##### Records supplied #####
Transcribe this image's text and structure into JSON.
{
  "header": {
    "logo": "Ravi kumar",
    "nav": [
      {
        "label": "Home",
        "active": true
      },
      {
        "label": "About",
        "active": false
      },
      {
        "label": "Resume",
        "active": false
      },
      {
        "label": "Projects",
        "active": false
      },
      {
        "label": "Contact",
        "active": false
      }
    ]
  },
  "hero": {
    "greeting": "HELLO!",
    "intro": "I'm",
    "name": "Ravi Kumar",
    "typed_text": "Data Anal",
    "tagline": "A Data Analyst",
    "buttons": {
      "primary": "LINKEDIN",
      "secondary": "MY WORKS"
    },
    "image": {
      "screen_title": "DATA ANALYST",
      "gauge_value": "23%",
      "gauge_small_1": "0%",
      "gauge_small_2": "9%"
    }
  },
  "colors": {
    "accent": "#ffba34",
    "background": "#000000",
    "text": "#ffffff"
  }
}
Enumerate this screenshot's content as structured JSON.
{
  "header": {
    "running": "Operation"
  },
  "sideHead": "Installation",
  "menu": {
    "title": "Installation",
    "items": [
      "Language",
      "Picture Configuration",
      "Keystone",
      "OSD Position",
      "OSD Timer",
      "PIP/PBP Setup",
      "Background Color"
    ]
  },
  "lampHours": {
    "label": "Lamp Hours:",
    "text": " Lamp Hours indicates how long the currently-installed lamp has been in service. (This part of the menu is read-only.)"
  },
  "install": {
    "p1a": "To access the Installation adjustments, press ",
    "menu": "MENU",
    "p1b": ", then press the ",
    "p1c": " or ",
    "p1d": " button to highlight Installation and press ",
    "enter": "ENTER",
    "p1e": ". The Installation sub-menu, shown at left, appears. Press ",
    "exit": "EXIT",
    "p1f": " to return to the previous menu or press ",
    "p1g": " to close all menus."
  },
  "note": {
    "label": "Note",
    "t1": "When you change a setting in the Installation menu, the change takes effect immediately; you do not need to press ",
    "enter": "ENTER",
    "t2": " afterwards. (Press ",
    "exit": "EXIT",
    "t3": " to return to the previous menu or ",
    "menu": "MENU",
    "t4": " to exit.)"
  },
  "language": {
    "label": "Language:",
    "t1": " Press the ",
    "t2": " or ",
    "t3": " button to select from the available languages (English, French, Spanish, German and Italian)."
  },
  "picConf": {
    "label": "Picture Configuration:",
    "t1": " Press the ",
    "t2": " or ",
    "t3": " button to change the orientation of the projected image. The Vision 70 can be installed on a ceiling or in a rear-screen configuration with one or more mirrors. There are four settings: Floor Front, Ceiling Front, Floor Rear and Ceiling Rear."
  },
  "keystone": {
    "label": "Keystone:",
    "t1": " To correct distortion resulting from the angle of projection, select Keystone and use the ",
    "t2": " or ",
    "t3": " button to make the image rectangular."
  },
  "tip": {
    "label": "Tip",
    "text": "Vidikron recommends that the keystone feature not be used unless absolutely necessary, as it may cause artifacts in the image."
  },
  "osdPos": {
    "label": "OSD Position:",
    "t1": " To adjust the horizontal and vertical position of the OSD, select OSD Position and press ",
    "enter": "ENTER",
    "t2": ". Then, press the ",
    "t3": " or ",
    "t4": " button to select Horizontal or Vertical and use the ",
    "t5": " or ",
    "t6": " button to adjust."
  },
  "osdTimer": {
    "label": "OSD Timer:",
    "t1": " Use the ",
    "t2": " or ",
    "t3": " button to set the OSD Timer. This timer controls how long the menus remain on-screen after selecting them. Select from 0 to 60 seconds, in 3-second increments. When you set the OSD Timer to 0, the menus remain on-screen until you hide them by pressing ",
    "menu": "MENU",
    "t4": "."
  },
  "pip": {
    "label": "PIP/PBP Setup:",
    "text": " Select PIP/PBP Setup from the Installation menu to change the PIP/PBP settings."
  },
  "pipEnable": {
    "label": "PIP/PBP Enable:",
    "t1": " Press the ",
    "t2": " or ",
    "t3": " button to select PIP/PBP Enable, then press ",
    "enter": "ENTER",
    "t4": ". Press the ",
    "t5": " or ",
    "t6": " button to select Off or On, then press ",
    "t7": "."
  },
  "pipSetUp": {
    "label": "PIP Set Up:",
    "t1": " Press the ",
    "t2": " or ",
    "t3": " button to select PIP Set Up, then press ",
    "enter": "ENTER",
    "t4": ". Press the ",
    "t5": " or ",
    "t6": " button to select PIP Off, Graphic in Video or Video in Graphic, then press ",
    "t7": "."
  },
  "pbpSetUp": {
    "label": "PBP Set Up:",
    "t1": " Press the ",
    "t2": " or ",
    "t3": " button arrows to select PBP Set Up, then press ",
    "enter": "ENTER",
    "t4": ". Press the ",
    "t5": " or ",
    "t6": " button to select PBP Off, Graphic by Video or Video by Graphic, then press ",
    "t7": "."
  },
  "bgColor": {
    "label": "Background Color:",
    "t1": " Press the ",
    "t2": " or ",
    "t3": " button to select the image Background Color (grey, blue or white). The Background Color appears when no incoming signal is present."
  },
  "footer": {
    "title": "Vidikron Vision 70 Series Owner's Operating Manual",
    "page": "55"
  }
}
#####
• What you need to do: Exactly as they are written, print the entries again.

• Written solution:
Transcribe this image's text and structure into JSON.
{
  "header": {
    "logo": "Ravi kumar",
    "nav": [
      {
        "label": "Home",
        "active": true
      },
      {
        "label": "About",
        "active": false
      },
      {
        "label": "Resume",
        "active": false
      },
      {
        "label": "Projects",
        "active": false
      },
      {
        "label": "Contact",
        "active": false
      }
    ]
  },
  "hero": {
    "greeting": "HELLO!",
    "intro": "I'm",
    "name": "Ravi Kumar",
    "typed_text": "Data Anal",
    "tagline": "A Data Analyst",
    "buttons": {
      "primary": "LINKEDIN",
      "secondary": "MY WORKS"
    },
    "image": {
      "screen_title": "DATA ANALYST",
      "gauge_value": "23%",
      "gauge_small_1": "0%",
      "gauge_small_2": "9%"
    }
  },
  "colors": {
    "accent": "#ffba34",
    "background": "#000000",
    "text": "#ffffff"
  }
}
Enumerate this screenshot's content as structured JSON.
{
  "header": {
    "running": "Operation"
  },
  "sideHead": "Installation",
  "menu": {
    "title": "Installation",
    "items": [
      "Language",
      "Picture Configuration",
      "Keystone",
      "OSD Position",
      "OSD Timer",
      "PIP/PBP Setup",
      "Background Color"
    ]
  },
  "lampHours": {
    "label": "Lamp Hours:",
    "text": " Lamp Hours indicates how long the currently-installed lamp has been in service. (This part of the menu is read-only.)"
  },
  "install": {
    "p1a": "To access the Installation adjustments, press ",
    "menu": "MENU",
    "p1b": ", then press the ",
    "p1c": " or ",
    "p1d": " button to highlight Installation and press ",
    "enter": "ENTER",
    "p1e": ". The Installation sub-menu, shown at left, appears. Press ",
    "exit": "EXIT",
    "p1f": " to return to the previous menu or press ",
    "p1g": " to close all menus."
  },
  "note": {
    "label": "Note",
    "t1": "When you change a setting in the Installation menu, the change takes effect immediately; you do not need to press ",
    "enter": "ENTER",
    "t2": " afterwards. (Press ",
    "exit": "EXIT",
    "t3": " to return to the previous menu or ",
    "menu": "MENU",
    "t4": " to exit.)"
  },
  "language": {
    "label": "Language:",
    "t1": " Press the ",
    "t2": " or ",
    "t3": " button to select from the available languages (English, French, Spanish, German and Italian)."
  },
  "picConf": {
    "label": "Picture Configuration:",
    "t1": " Press the ",
    "t2": " or ",
    "t3": " button to change the orientation of the projected image. The Vision 70 can be installed on a ceiling or in a rear-screen configuration with one or more mirrors. There are four settings: Floor Front, Ceiling Front, Floor Rear and Ceiling Rear."
  },
  "keystone": {
    "label": "Keystone:",
    "t1": " To correct distortion resulting from the angle of projection, select Keystone and use the ",
    "t2": " or ",
    "t3": " button to make the image rectangular."
  },
  "tip": {
    "label": "Tip",
    "text": "Vidikron recommends that the keystone feature not be used unless absolutely necessary, as it may cause artifacts in the image."
  },
  "osdPos": {
    "label": "OSD Position:",
    "t1": " To adjust the horizontal and vertical position of the OSD, select OSD Position and press ",
    "enter": "ENTER",
    "t2": ". Then, press the ",
    "t3": " or ",
    "t4": " button to select Horizontal or Vertical and use the ",
    "t5": " or ",
    "t6": " button to adjust."
  },
  "osdTimer": {
    "label": "OSD Timer:",
    "t1": " Use the ",
    "t2": " or ",
    "t3": " button to set the OSD Timer. This timer controls how long the menus remain on-screen after selecting them. Select from 0 to 60 seconds, in 3-second increments. When you set the OSD Timer to 0, the menus remain on-screen until you hide them by pressing ",
    "menu": "MENU",
    "t4": "."
  },
  "pip": {
    "label": "PIP/PBP Setup:",
    "text": " Select PIP/PBP Setup from the Installation menu to change the PIP/PBP settings."
  },
  "pipEnable": {
    "label": "PIP/PBP Enable:",
    "t1": " Press the ",
    "t2": " or ",
    "t3": " button to select PIP/PBP Enable, then press ",
    "enter": "ENTER",
    "t4": ". Press the ",
    "t5": " or ",
    "t6": " button to select Off or On, then press ",
    "t7": "."
  },
  "pipSetUp": {
    "label": "PIP Set Up:",
    "t1": " Press the ",
    "t2": " or ",
    "t3": " button to select PIP Set Up, then press ",
    "enter": "ENTER",
    "t4": ". Press the ",
    "t5": " or ",
    "t6": " button to select PIP Off, Graphic in Video or Video in Graphic, then press ",
    "t7": "."
  },
  "pbpSetUp": {
    "label": "PBP Set Up:",
    "t1": " Press the ",
    "t2": " or ",
    "t3": " button arrows to select PBP Set Up, then press ",
    "enter": "ENTER",
    "t4": ". Press the ",
    "t5": " or ",
    "t6": " button to select PBP Off, Graphic by Video or Video by Graphic, then press ",
    "t7": "."
  },
  "bgColor": {
    "label": "Background Color:",
    "t1": " Press the ",
    "t2": " or ",
    "t3": " button to select the image Background Color (grey, blue or white). The Background Color appears when no incoming signal is present."
  },
  "footer": {
    "title": "Vidikron Vision 70 Series Owner's Operating Manual",
    "page": "55"
  }
}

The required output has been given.